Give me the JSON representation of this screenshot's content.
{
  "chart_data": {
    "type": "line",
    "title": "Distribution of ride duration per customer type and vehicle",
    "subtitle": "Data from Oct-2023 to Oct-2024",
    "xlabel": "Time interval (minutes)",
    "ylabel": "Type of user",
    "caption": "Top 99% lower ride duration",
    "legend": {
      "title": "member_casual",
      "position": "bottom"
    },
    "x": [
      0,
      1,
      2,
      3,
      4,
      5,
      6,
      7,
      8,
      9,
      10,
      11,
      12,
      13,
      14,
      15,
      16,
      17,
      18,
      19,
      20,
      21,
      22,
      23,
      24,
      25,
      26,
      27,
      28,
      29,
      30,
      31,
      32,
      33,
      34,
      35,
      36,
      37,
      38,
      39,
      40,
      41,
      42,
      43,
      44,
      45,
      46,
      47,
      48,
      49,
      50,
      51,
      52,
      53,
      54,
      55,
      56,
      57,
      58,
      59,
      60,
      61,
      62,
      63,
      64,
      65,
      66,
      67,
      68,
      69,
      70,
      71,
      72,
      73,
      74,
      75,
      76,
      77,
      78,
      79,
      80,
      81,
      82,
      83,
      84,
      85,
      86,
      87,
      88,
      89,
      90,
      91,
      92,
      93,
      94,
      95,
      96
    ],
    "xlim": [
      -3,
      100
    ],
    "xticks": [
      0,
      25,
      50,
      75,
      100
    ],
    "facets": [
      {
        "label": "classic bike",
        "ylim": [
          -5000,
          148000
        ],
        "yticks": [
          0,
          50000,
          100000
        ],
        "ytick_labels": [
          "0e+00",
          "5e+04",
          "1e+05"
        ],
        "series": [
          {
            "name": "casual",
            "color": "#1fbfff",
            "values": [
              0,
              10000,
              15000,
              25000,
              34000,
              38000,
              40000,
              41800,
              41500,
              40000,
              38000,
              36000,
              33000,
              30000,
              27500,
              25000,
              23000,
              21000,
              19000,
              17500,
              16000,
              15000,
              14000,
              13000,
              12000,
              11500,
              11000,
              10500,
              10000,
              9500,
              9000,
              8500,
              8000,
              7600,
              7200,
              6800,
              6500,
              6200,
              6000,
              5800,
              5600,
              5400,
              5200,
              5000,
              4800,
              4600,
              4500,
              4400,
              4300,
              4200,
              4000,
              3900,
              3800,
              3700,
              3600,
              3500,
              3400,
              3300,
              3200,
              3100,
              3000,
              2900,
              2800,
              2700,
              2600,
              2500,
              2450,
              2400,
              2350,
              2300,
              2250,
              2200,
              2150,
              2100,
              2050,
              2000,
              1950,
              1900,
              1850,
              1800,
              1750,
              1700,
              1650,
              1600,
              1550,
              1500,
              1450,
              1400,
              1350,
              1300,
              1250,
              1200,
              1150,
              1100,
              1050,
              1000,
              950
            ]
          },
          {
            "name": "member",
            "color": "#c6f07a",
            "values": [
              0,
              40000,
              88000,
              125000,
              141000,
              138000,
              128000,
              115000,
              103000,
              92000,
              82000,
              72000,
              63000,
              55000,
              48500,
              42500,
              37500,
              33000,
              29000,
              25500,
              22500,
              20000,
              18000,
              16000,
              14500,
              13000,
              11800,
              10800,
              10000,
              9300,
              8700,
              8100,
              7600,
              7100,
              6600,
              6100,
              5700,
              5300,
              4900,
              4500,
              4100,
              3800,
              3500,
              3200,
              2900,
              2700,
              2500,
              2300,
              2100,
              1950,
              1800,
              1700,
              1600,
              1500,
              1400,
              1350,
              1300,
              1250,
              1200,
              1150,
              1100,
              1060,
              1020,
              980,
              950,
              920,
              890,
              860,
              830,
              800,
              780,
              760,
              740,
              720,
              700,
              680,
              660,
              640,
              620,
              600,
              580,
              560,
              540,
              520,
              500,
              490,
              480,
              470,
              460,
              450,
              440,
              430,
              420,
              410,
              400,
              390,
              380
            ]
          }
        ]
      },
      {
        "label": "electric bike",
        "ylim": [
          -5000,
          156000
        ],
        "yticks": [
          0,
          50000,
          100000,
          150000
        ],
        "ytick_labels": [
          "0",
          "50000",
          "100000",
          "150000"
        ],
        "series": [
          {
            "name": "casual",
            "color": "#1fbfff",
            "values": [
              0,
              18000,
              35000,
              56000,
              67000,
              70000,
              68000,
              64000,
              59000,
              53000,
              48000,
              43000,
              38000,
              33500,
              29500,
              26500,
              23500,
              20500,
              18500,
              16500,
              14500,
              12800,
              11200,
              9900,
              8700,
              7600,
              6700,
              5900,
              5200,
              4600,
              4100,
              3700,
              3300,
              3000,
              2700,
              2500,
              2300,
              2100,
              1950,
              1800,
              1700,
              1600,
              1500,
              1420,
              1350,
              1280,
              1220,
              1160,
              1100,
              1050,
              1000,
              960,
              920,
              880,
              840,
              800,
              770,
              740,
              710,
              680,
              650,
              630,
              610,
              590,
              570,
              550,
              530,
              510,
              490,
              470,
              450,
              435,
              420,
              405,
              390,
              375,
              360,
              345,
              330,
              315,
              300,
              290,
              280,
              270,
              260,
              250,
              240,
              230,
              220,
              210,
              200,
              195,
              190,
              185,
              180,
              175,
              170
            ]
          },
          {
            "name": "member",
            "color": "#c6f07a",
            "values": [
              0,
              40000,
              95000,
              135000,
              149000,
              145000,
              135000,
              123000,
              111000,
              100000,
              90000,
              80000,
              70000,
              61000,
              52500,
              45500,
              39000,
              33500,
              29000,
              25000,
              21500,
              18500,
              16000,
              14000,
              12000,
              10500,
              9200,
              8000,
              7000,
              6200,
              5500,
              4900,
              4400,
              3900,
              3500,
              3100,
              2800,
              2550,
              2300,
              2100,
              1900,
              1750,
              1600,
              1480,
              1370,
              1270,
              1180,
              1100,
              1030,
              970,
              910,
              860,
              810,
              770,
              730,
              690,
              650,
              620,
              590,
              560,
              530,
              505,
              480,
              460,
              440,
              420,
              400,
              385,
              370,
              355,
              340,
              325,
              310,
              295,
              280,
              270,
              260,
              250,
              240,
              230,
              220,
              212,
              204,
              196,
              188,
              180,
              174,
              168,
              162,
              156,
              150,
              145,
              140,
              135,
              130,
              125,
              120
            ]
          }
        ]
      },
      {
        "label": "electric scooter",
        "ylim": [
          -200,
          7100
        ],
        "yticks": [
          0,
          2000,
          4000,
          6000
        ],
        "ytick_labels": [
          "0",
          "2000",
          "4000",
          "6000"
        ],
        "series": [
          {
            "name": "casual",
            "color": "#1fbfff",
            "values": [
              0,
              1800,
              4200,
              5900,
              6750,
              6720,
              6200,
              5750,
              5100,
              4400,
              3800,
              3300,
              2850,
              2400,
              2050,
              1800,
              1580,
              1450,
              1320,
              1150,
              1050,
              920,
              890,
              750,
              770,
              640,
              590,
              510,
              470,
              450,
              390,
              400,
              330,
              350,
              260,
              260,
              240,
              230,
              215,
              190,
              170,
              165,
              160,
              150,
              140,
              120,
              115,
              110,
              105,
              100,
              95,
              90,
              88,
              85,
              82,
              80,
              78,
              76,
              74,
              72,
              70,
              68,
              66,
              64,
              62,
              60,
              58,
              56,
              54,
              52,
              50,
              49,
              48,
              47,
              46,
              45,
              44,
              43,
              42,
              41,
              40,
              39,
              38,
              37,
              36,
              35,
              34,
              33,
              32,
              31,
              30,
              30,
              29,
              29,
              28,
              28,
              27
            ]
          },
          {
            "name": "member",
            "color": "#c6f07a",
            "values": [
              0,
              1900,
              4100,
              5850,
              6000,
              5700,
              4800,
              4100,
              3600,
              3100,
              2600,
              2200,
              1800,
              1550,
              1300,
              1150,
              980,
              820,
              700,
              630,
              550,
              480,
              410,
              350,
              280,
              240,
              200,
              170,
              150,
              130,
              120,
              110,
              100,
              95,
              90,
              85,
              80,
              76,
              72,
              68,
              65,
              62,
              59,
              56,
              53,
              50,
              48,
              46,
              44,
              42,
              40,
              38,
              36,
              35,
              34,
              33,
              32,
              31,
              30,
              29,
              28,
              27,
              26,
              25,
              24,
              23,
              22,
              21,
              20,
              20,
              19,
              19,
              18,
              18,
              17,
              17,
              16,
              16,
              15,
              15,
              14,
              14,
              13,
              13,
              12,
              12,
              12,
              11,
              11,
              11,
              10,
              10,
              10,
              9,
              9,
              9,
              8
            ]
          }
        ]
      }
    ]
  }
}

---------------

- _Written exercise_
Pick out, from the lines above, every one that contains the string "electric".

- _Exercise answer_
        "label": "electric bike",
        "label": "electric scooter",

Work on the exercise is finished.